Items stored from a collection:
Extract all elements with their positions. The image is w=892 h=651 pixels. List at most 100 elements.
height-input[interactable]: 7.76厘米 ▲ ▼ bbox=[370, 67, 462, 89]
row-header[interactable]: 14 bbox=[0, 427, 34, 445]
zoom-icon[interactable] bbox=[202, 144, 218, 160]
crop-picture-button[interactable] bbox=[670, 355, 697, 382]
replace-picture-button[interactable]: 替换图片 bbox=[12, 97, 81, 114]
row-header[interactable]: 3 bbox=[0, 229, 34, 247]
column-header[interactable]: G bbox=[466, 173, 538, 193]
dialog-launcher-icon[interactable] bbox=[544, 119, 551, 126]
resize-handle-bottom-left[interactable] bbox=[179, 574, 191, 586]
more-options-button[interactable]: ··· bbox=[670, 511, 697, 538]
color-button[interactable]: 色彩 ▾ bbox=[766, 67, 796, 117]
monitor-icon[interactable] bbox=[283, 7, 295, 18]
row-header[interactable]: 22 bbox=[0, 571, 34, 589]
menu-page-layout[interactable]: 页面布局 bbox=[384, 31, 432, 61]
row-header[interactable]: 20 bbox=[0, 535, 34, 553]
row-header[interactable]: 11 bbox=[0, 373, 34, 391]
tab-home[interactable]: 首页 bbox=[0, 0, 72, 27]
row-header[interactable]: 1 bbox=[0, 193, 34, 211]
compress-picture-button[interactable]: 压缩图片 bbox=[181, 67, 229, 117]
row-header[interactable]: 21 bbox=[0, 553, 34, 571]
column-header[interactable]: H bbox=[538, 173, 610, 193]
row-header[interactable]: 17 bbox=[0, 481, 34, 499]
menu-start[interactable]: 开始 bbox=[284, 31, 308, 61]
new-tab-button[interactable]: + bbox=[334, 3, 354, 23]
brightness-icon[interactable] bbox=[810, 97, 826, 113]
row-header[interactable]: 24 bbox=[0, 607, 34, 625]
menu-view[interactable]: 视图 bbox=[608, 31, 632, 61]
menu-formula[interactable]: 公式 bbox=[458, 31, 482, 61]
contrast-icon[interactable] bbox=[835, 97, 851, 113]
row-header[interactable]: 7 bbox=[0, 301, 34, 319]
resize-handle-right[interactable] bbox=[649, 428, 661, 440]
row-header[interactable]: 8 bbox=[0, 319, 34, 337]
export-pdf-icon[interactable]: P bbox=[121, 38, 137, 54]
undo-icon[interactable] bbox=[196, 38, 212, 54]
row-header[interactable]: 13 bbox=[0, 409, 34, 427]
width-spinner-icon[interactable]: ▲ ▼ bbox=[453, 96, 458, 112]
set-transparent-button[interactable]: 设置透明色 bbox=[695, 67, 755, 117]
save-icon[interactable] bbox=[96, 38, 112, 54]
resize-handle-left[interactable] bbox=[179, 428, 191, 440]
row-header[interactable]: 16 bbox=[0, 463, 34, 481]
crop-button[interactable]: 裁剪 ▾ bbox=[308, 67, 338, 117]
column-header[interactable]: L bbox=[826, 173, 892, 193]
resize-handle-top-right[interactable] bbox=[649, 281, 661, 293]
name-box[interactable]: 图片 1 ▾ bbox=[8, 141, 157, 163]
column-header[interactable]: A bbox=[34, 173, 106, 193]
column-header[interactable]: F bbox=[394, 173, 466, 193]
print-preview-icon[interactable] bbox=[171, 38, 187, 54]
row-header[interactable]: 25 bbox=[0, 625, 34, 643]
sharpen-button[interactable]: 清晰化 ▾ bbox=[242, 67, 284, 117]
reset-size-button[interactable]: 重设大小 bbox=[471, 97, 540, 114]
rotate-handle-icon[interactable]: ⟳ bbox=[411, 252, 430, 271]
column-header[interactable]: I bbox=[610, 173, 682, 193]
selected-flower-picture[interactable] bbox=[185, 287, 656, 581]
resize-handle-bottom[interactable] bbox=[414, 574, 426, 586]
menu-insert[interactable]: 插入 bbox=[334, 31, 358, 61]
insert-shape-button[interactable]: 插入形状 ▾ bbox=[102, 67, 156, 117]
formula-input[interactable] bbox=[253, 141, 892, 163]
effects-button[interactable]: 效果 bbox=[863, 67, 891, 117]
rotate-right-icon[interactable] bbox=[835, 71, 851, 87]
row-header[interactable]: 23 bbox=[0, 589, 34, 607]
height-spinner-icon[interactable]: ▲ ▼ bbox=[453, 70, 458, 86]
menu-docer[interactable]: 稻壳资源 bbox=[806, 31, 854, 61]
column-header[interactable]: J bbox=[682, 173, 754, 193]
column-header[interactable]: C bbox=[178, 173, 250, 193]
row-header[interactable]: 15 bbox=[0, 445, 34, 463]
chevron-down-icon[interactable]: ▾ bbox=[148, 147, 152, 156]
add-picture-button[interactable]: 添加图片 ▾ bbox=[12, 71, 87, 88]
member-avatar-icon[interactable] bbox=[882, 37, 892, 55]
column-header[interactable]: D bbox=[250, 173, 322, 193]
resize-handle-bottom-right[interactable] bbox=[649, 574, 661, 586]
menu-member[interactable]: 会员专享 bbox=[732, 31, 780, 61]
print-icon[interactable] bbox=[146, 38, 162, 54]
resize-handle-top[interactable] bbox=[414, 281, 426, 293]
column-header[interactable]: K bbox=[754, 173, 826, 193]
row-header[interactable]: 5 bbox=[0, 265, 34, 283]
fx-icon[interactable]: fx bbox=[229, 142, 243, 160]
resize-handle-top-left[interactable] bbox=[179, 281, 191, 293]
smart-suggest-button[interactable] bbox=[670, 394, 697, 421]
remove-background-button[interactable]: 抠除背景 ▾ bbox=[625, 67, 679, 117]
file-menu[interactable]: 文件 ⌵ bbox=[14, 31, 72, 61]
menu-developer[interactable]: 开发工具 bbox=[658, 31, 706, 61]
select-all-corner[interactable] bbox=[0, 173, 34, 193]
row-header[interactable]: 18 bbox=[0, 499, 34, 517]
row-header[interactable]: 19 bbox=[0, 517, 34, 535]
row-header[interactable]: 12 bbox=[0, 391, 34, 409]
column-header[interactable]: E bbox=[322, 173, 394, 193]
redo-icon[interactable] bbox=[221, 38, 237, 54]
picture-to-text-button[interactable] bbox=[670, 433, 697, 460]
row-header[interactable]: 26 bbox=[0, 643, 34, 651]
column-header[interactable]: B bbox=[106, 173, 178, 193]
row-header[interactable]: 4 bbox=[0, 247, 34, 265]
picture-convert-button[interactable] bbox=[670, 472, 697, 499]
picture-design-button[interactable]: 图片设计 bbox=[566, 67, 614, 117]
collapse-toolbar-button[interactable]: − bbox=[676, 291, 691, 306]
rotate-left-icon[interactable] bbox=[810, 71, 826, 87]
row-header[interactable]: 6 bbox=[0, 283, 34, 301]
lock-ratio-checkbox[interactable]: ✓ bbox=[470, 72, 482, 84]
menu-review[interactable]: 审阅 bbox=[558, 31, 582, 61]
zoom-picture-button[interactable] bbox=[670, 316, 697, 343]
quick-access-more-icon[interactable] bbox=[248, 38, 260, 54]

Exercise: Write out the lines from the first one through the line containing "column-header[interactable]: G bbox=[466, 173, 538, 193]", including both.

Task result:
Extract all elements with their positions. The image is w=892 h=651 pixels. List at most 100 elements.
height-input[interactable]: 7.76厘米 ▲ ▼ bbox=[370, 67, 462, 89]
row-header[interactable]: 14 bbox=[0, 427, 34, 445]
zoom-icon[interactable] bbox=[202, 144, 218, 160]
crop-picture-button[interactable] bbox=[670, 355, 697, 382]
replace-picture-button[interactable]: 替换图片 bbox=[12, 97, 81, 114]
row-header[interactable]: 3 bbox=[0, 229, 34, 247]
column-header[interactable]: G bbox=[466, 173, 538, 193]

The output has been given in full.